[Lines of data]

▬▬▬

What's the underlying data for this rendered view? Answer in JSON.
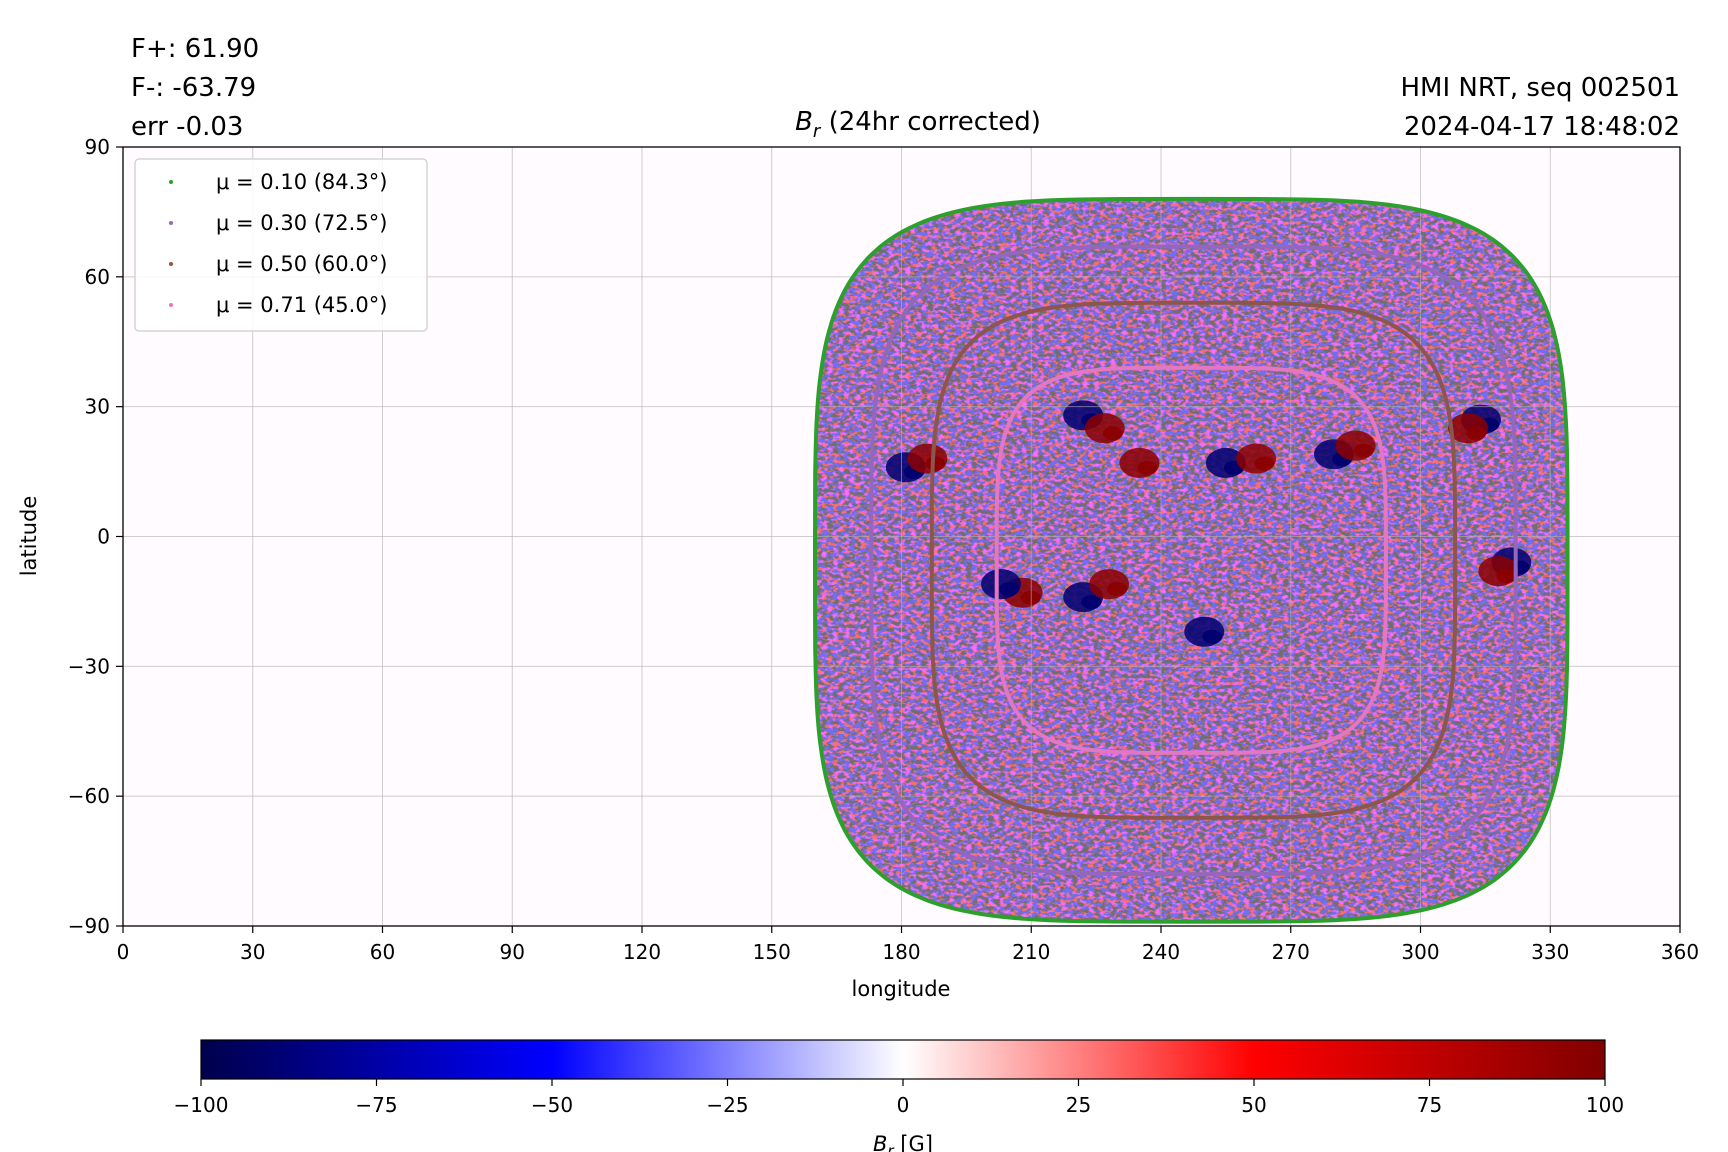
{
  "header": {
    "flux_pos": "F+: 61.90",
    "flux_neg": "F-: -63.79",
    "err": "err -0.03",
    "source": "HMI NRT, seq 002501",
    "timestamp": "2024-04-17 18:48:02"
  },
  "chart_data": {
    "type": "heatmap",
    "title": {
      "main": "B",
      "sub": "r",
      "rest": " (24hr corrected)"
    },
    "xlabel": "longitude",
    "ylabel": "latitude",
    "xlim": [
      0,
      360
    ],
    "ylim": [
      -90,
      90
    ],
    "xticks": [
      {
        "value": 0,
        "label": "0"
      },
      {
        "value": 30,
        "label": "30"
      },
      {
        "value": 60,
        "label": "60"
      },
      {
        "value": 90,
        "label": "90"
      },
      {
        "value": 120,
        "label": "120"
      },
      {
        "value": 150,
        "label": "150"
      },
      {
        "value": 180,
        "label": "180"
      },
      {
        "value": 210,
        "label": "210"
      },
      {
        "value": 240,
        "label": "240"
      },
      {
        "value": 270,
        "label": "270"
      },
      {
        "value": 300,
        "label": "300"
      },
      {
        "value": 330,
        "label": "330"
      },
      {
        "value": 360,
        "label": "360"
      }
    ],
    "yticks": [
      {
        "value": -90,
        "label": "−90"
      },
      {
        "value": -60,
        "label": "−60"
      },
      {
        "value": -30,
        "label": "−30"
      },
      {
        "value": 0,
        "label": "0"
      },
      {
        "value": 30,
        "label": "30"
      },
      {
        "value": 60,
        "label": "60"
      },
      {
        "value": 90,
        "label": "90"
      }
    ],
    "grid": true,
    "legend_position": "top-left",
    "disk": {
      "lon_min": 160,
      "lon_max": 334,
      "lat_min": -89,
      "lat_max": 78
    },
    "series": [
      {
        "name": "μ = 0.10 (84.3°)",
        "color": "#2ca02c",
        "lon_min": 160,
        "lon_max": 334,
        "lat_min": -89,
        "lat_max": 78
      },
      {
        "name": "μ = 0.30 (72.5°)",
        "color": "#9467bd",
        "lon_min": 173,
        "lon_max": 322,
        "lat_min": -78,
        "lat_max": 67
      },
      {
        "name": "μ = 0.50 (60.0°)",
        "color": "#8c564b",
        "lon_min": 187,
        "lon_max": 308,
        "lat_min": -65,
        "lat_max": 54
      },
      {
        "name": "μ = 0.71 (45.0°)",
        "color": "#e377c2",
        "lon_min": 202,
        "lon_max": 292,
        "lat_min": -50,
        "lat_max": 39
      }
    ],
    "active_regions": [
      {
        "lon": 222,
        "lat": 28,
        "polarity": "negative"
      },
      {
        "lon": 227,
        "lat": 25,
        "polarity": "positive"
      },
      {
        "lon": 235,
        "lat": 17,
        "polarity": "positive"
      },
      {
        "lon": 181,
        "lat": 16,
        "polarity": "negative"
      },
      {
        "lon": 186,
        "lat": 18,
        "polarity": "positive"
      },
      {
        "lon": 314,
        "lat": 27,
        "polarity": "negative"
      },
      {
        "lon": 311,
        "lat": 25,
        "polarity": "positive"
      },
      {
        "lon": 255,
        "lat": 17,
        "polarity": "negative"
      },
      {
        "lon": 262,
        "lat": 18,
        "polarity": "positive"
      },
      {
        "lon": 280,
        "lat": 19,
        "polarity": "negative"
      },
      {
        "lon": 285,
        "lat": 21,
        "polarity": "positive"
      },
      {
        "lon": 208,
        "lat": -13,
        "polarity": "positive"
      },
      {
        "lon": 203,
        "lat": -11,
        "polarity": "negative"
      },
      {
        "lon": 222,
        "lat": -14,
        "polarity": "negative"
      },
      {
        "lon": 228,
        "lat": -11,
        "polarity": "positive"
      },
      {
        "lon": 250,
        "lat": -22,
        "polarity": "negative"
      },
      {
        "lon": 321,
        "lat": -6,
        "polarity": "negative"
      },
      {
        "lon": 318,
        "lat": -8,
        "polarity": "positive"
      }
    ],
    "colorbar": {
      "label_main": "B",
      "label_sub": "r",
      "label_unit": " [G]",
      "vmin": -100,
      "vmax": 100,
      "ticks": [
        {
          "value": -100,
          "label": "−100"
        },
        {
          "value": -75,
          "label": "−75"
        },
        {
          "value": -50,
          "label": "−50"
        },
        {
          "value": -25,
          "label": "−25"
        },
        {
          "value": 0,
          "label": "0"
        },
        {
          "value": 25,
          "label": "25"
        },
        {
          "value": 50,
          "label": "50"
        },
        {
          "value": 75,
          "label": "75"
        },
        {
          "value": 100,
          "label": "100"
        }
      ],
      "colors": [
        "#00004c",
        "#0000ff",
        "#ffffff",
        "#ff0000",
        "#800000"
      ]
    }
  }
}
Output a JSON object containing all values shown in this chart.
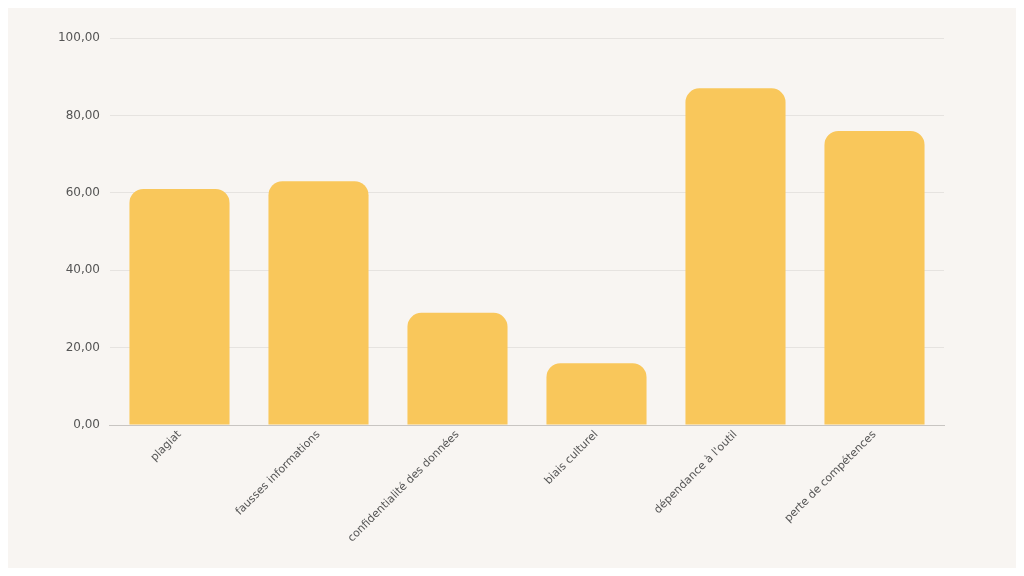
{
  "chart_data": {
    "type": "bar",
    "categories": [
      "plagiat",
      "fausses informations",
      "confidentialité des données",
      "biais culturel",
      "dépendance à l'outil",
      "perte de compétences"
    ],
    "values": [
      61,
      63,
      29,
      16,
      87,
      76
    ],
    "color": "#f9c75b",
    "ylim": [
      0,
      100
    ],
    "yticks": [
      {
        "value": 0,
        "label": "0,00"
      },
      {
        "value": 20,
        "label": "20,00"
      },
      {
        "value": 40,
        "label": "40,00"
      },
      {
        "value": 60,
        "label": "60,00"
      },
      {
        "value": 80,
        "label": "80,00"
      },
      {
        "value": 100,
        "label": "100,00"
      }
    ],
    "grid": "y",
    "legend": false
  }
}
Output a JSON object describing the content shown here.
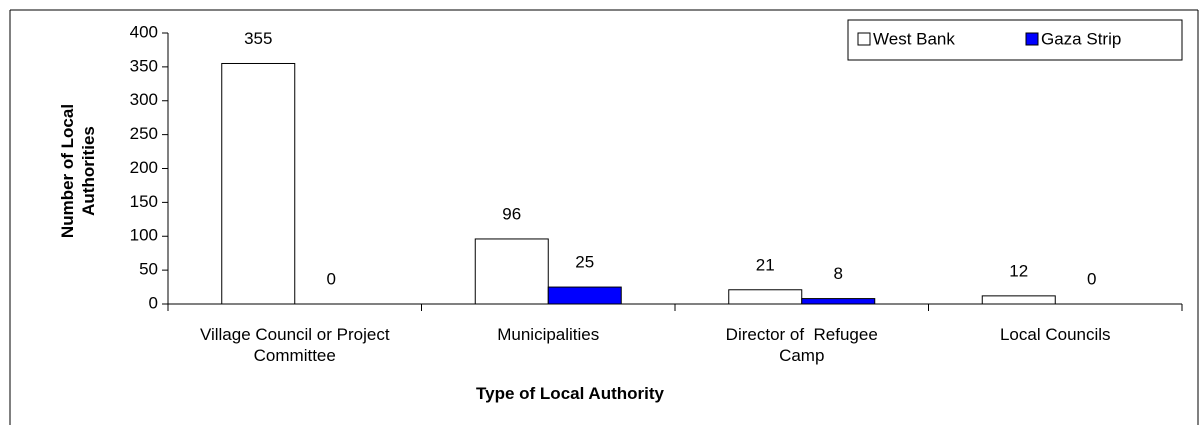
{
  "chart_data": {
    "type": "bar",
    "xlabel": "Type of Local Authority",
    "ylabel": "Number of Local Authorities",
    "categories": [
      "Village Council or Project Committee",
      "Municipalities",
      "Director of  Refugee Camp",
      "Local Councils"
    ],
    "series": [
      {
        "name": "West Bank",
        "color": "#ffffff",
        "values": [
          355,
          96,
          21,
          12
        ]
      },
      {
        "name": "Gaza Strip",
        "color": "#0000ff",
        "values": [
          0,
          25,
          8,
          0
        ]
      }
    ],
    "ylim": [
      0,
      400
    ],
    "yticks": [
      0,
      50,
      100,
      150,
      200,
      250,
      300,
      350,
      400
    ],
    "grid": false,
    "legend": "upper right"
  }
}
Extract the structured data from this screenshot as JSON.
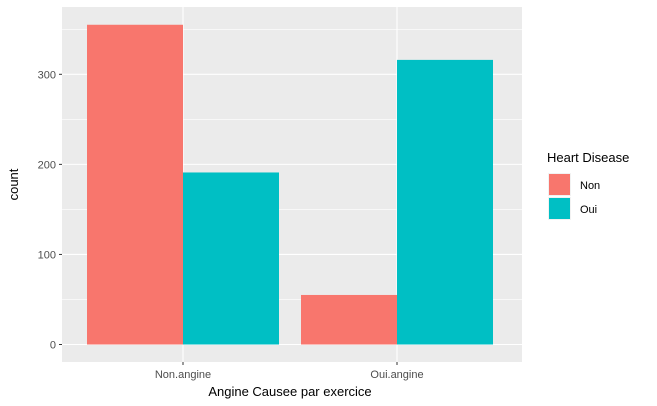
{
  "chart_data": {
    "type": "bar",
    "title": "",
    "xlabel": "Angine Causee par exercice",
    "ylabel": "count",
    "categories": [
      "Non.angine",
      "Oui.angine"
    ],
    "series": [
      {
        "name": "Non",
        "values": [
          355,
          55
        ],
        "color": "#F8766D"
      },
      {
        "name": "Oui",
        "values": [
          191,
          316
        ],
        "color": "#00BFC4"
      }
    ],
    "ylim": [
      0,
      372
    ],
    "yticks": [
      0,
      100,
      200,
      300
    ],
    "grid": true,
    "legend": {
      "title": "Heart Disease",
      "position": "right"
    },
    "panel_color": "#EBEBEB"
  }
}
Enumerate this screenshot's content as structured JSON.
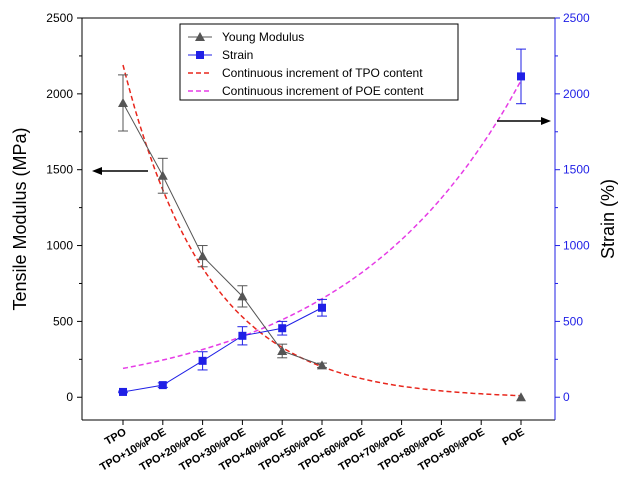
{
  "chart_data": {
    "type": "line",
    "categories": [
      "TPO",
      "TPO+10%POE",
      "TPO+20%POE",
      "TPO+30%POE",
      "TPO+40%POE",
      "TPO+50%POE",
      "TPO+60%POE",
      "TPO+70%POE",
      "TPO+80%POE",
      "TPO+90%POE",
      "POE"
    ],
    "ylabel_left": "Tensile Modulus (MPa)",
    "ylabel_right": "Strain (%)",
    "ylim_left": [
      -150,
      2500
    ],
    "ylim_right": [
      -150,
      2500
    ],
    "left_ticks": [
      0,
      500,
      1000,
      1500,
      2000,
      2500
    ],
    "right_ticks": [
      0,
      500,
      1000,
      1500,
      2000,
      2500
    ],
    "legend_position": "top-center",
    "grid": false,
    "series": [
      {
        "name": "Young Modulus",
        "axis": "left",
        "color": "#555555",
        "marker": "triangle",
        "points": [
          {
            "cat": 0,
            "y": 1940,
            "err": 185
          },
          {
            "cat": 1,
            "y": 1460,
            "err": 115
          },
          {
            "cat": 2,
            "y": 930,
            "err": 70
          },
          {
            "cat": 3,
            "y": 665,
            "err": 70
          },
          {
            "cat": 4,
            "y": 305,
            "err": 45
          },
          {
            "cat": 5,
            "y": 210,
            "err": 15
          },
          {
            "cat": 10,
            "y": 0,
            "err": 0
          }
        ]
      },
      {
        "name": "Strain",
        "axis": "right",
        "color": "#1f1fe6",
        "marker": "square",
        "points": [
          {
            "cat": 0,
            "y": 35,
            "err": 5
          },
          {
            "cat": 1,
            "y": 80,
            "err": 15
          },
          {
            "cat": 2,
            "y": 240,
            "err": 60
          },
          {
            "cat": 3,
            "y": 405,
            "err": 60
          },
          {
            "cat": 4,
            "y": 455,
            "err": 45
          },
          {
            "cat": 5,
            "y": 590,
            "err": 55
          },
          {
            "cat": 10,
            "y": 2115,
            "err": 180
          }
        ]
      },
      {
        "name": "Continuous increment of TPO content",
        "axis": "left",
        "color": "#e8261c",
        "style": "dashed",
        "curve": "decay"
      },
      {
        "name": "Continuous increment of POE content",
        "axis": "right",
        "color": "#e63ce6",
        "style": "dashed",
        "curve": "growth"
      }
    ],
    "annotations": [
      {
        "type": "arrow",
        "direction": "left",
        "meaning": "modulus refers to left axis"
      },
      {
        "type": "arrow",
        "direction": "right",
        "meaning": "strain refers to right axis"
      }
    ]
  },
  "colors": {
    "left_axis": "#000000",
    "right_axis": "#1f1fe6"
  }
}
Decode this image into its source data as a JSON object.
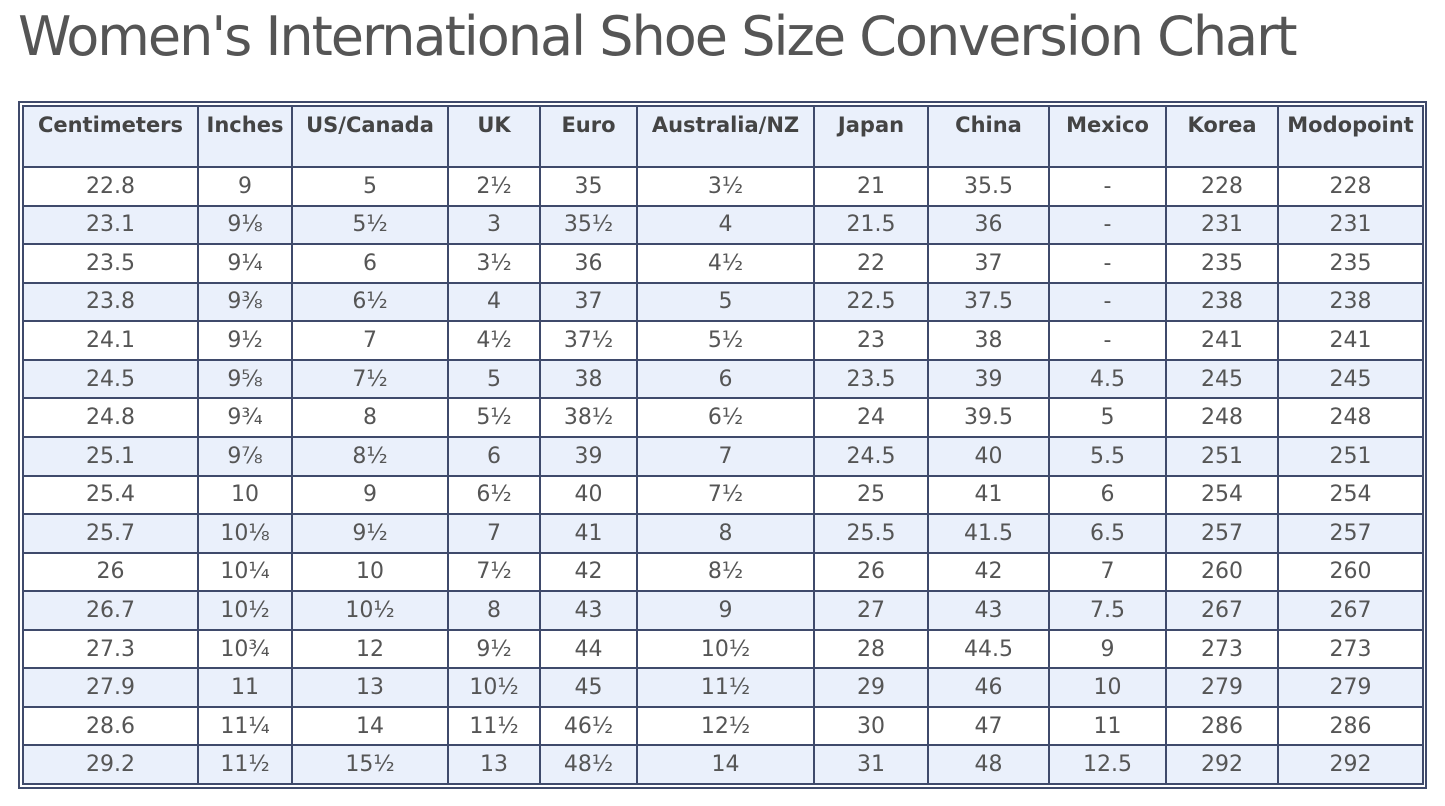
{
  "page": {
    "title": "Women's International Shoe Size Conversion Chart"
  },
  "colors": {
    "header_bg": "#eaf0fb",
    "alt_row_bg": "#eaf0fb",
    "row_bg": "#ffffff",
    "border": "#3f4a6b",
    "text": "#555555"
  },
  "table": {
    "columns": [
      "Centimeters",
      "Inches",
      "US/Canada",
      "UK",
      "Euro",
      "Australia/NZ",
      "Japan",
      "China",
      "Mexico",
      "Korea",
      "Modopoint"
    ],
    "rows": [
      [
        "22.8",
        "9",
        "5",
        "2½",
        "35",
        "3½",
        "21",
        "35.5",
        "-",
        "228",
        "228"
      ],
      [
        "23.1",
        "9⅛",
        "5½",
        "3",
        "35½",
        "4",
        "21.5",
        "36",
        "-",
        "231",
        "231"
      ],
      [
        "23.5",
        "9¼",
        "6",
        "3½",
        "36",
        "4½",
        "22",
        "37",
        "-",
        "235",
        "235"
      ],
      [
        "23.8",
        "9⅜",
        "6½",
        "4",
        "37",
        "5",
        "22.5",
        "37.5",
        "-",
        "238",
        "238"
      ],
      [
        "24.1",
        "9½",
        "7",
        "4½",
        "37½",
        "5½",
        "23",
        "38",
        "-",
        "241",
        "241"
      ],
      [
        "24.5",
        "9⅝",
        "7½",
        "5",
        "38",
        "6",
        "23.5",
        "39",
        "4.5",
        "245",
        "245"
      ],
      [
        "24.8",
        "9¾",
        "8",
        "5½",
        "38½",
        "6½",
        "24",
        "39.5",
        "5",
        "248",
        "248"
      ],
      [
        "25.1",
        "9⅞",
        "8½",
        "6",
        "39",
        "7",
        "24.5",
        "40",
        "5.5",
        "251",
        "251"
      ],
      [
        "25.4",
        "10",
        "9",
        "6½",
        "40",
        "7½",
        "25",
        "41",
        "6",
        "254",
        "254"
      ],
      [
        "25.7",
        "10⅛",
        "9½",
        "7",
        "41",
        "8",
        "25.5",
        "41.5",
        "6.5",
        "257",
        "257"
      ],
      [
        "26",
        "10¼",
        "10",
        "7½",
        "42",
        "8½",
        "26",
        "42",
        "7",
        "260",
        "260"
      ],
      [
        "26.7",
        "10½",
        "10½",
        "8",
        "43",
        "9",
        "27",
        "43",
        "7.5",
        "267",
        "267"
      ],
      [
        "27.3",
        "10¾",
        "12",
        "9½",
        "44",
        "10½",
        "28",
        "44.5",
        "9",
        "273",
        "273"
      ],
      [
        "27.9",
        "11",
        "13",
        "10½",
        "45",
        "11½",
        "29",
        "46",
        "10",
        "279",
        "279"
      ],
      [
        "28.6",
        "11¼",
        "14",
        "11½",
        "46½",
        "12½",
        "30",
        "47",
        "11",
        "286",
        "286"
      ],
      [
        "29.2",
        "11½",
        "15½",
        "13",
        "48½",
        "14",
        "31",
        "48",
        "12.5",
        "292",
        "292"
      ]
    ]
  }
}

▬▬▬

## STATED PROBLEM
Using the listing above, pick out each line that contains the word "content", then copy it.

## ANSWER BELOW
Output a JSON object describing the content shown here.
Enumerate this screenshot's content as structured JSON.
        "name": "Continuous increment of TPO content",
        "name": "Continuous increment of POE content",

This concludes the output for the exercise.